Task prompt - Your reply should be one number: the count of lines holding the word "south".

-- START OF Available records --

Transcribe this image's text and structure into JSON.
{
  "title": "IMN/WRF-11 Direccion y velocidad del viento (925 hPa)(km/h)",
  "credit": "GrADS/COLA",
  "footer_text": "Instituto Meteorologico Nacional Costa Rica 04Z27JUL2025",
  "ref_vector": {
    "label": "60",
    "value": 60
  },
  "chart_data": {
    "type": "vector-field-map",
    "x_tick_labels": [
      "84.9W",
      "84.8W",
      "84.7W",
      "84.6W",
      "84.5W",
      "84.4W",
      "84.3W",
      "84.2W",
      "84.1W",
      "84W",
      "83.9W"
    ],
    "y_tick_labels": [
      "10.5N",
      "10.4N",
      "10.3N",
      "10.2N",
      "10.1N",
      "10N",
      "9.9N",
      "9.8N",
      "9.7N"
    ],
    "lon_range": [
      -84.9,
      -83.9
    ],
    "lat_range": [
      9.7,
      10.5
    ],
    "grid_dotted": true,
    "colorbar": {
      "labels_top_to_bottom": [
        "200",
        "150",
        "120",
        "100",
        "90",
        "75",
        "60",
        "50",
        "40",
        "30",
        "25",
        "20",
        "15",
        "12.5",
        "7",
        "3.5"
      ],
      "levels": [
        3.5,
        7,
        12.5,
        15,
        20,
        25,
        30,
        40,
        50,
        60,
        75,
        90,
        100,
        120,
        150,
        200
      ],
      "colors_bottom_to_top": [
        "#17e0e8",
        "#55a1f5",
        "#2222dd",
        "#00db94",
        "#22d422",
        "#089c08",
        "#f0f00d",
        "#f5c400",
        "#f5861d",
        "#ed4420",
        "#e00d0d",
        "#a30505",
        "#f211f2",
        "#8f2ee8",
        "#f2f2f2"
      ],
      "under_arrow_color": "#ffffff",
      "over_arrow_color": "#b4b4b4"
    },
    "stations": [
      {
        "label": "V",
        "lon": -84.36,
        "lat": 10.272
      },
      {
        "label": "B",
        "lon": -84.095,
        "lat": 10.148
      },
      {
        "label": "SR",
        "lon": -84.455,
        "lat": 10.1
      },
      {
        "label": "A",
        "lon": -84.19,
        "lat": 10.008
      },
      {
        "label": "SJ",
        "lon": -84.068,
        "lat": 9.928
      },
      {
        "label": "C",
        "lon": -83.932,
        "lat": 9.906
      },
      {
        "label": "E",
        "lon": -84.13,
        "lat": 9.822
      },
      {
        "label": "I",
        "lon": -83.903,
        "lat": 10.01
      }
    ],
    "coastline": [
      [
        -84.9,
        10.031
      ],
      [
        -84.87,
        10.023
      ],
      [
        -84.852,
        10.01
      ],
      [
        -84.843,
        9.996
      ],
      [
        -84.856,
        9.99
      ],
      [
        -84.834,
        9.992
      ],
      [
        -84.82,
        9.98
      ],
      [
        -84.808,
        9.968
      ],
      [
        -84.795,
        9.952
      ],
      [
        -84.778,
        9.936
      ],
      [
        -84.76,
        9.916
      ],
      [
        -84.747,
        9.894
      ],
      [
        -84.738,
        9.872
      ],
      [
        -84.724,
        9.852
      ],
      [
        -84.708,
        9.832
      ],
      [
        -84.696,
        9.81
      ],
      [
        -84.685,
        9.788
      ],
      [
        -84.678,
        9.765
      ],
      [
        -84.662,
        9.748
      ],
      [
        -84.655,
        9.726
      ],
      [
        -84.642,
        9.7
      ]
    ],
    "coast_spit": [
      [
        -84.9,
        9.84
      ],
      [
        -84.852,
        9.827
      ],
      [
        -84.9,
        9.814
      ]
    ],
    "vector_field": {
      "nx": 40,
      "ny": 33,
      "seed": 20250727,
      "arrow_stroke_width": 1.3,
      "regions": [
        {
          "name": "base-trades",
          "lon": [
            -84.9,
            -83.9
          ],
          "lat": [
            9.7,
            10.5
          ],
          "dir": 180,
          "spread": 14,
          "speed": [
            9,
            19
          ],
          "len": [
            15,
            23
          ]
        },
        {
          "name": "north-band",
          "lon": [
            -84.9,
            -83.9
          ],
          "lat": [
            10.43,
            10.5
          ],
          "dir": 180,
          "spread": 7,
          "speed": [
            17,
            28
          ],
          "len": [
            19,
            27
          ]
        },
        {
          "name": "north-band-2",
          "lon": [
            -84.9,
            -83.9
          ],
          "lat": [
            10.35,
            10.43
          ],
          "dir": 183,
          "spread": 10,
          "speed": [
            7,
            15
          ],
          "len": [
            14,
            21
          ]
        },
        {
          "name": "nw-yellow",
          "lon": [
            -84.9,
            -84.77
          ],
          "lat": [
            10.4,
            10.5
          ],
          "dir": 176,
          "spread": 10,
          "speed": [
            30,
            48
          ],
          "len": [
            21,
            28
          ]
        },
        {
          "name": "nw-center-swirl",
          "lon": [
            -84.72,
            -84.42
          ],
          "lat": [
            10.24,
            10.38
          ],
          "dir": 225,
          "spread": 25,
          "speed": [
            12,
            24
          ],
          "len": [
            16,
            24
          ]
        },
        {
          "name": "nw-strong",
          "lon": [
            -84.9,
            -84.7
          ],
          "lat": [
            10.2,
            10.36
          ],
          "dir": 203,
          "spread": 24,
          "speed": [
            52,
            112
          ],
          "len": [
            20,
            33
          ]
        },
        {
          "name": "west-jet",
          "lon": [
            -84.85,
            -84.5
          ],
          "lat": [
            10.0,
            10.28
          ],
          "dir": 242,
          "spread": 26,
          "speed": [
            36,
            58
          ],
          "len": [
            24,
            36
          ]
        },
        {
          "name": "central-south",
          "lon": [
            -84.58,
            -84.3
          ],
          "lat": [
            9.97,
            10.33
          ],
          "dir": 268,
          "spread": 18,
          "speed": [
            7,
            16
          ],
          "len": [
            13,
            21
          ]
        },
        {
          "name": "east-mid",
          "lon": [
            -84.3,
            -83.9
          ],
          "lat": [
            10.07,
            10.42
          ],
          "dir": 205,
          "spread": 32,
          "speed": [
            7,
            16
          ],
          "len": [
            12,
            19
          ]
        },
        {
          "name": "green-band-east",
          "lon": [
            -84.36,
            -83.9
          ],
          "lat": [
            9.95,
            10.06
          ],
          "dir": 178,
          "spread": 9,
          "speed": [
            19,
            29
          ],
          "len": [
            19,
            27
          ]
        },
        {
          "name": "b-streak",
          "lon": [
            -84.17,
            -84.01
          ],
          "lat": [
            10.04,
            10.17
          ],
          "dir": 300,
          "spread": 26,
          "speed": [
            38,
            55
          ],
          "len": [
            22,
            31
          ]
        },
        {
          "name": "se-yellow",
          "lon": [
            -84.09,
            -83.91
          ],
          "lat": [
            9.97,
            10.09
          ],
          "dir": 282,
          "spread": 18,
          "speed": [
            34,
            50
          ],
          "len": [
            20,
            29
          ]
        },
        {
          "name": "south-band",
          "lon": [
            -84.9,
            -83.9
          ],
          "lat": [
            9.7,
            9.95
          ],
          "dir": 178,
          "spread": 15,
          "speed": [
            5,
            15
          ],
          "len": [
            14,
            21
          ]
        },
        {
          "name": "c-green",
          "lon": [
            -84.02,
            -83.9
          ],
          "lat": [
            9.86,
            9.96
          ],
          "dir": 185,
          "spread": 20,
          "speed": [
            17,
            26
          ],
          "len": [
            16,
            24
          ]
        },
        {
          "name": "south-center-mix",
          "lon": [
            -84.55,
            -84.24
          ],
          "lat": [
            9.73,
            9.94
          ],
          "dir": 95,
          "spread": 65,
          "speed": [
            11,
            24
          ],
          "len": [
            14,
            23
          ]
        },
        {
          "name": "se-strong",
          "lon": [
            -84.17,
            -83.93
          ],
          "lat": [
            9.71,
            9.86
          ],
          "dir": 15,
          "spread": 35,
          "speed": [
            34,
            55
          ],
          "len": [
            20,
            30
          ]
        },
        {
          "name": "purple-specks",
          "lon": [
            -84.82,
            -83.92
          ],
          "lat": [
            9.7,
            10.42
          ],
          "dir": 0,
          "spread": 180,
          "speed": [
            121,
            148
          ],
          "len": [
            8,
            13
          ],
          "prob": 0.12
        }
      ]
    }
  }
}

-- END OF Available records --

Expected output - 3